- [What you will do] Without the pictures, print each of the records below exactly as it appears.
--
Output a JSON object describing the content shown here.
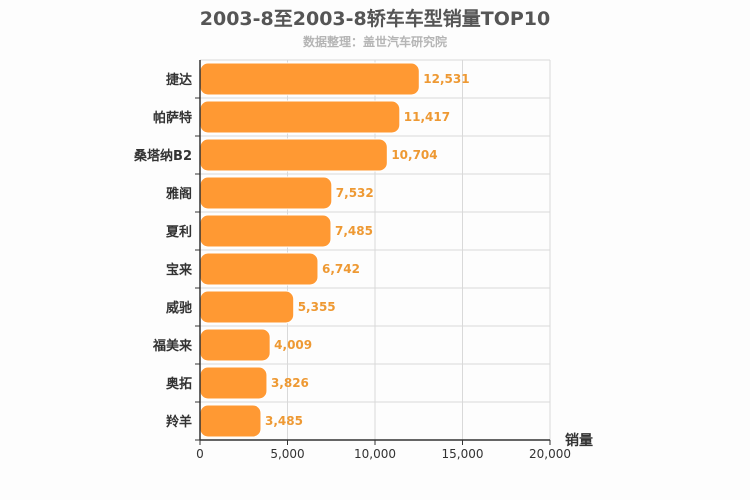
{
  "chart_data": {
    "type": "bar",
    "orientation": "horizontal",
    "title": "2003-8至2003-8轿车车型销量TOP10",
    "subtitle": "数据整理：盖世汽车研究院",
    "xlabel": "销量",
    "ylabel": "",
    "categories": [
      "捷达",
      "帕萨特",
      "桑塔纳B2",
      "雅阁",
      "夏利",
      "宝来",
      "威驰",
      "福美来",
      "奥拓",
      "羚羊"
    ],
    "values": [
      12531,
      11417,
      10704,
      7532,
      7485,
      6742,
      5355,
      4009,
      3826,
      3485
    ],
    "value_labels": [
      "12,531",
      "11,417",
      "10,704",
      "7,532",
      "7,485",
      "6,742",
      "5,355",
      "4,009",
      "3,826",
      "3,485"
    ],
    "xlim": [
      0,
      20000
    ],
    "xticks": [
      0,
      5000,
      10000,
      15000,
      20000
    ],
    "xtick_labels": [
      "0",
      "5,000",
      "10,000",
      "15,000",
      "20,000"
    ],
    "grid": true,
    "legend": "none",
    "colors": {
      "bar": "#ff9933",
      "bar_edge": "#ffffff",
      "data_label": "#ee9933",
      "grid": "#d9d9d9",
      "axis": "#333333",
      "title": "#555555",
      "subtitle": "#b5b5b5"
    }
  }
}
--
- [The completed task]
Output a JSON object describing the content shown here.
{
  "chart_data": {
    "type": "bar",
    "orientation": "horizontal",
    "title": "2003-8至2003-8轿车车型销量TOP10",
    "subtitle": "数据整理：盖世汽车研究院",
    "xlabel": "销量",
    "ylabel": "",
    "categories": [
      "捷达",
      "帕萨特",
      "桑塔纳B2",
      "雅阁",
      "夏利",
      "宝来",
      "威驰",
      "福美来",
      "奥拓",
      "羚羊"
    ],
    "values": [
      12531,
      11417,
      10704,
      7532,
      7485,
      6742,
      5355,
      4009,
      3826,
      3485
    ],
    "value_labels": [
      "12,531",
      "11,417",
      "10,704",
      "7,532",
      "7,485",
      "6,742",
      "5,355",
      "4,009",
      "3,826",
      "3,485"
    ],
    "xlim": [
      0,
      20000
    ],
    "xticks": [
      0,
      5000,
      10000,
      15000,
      20000
    ],
    "xtick_labels": [
      "0",
      "5,000",
      "10,000",
      "15,000",
      "20,000"
    ],
    "grid": true,
    "legend": "none",
    "colors": {
      "bar": "#ff9933",
      "bar_edge": "#ffffff",
      "data_label": "#ee9933",
      "grid": "#d9d9d9",
      "axis": "#333333",
      "title": "#555555",
      "subtitle": "#b5b5b5"
    }
  }
}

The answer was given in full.